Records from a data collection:
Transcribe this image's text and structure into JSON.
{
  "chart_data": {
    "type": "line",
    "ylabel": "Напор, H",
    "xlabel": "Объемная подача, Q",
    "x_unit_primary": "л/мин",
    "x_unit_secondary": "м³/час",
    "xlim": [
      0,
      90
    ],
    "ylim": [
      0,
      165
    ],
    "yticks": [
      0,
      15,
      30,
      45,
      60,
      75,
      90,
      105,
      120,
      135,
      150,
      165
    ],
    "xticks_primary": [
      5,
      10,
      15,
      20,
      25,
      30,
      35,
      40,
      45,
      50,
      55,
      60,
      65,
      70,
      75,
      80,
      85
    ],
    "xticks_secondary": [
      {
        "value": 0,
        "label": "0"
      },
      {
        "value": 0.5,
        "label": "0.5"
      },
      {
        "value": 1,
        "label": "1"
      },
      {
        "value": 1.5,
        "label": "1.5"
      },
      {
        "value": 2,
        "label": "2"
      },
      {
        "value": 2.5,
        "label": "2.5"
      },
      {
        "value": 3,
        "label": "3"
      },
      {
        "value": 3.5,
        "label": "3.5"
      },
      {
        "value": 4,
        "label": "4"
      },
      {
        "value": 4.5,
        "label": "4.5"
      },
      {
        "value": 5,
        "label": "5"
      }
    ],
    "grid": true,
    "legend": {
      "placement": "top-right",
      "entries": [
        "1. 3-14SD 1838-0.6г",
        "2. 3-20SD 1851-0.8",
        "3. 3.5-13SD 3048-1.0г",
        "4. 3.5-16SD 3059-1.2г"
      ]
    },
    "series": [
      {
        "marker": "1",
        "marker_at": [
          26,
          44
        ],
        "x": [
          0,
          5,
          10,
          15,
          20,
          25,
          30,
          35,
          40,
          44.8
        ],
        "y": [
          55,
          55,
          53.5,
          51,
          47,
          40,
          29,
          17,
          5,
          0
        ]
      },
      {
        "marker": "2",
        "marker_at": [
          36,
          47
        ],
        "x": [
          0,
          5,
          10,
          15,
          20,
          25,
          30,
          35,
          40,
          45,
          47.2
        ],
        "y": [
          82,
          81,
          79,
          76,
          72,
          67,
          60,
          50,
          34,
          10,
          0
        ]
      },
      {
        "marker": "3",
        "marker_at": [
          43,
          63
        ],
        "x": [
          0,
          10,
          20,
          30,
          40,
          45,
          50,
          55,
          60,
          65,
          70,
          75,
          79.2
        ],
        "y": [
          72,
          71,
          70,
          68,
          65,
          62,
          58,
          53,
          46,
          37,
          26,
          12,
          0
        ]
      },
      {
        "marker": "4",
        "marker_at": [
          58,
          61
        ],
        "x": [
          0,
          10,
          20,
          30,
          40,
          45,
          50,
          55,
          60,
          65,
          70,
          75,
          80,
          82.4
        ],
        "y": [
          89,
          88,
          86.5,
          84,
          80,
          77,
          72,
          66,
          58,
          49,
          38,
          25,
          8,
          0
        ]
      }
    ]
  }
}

- Requirements:
Transcribe all of the material exactly. Omit nothing.

- The response:
Transcribe this image's text and structure into JSON.
{
  "chart_data": {
    "type": "line",
    "ylabel": "Напор, H",
    "xlabel": "Объемная подача, Q",
    "x_unit_primary": "л/мин",
    "x_unit_secondary": "м³/час",
    "xlim": [
      0,
      90
    ],
    "ylim": [
      0,
      165
    ],
    "yticks": [
      0,
      15,
      30,
      45,
      60,
      75,
      90,
      105,
      120,
      135,
      150,
      165
    ],
    "xticks_primary": [
      5,
      10,
      15,
      20,
      25,
      30,
      35,
      40,
      45,
      50,
      55,
      60,
      65,
      70,
      75,
      80,
      85
    ],
    "xticks_secondary": [
      {
        "value": 0,
        "label": "0"
      },
      {
        "value": 0.5,
        "label": "0.5"
      },
      {
        "value": 1,
        "label": "1"
      },
      {
        "value": 1.5,
        "label": "1.5"
      },
      {
        "value": 2,
        "label": "2"
      },
      {
        "value": 2.5,
        "label": "2.5"
      },
      {
        "value": 3,
        "label": "3"
      },
      {
        "value": 3.5,
        "label": "3.5"
      },
      {
        "value": 4,
        "label": "4"
      },
      {
        "value": 4.5,
        "label": "4.5"
      },
      {
        "value": 5,
        "label": "5"
      }
    ],
    "grid": true,
    "legend": {
      "placement": "top-right",
      "entries": [
        "1. 3-14SD 1838-0.6г",
        "2. 3-20SD 1851-0.8",
        "3. 3.5-13SD 3048-1.0г",
        "4. 3.5-16SD 3059-1.2г"
      ]
    },
    "series": [
      {
        "marker": "1",
        "marker_at": [
          26,
          44
        ],
        "x": [
          0,
          5,
          10,
          15,
          20,
          25,
          30,
          35,
          40,
          44.8
        ],
        "y": [
          55,
          55,
          53.5,
          51,
          47,
          40,
          29,
          17,
          5,
          0
        ]
      },
      {
        "marker": "2",
        "marker_at": [
          36,
          47
        ],
        "x": [
          0,
          5,
          10,
          15,
          20,
          25,
          30,
          35,
          40,
          45,
          47.2
        ],
        "y": [
          82,
          81,
          79,
          76,
          72,
          67,
          60,
          50,
          34,
          10,
          0
        ]
      },
      {
        "marker": "3",
        "marker_at": [
          43,
          63
        ],
        "x": [
          0,
          10,
          20,
          30,
          40,
          45,
          50,
          55,
          60,
          65,
          70,
          75,
          79.2
        ],
        "y": [
          72,
          71,
          70,
          68,
          65,
          62,
          58,
          53,
          46,
          37,
          26,
          12,
          0
        ]
      },
      {
        "marker": "4",
        "marker_at": [
          58,
          61
        ],
        "x": [
          0,
          10,
          20,
          30,
          40,
          45,
          50,
          55,
          60,
          65,
          70,
          75,
          80,
          82.4
        ],
        "y": [
          89,
          88,
          86.5,
          84,
          80,
          77,
          72,
          66,
          58,
          49,
          38,
          25,
          8,
          0
        ]
      }
    ]
  }
}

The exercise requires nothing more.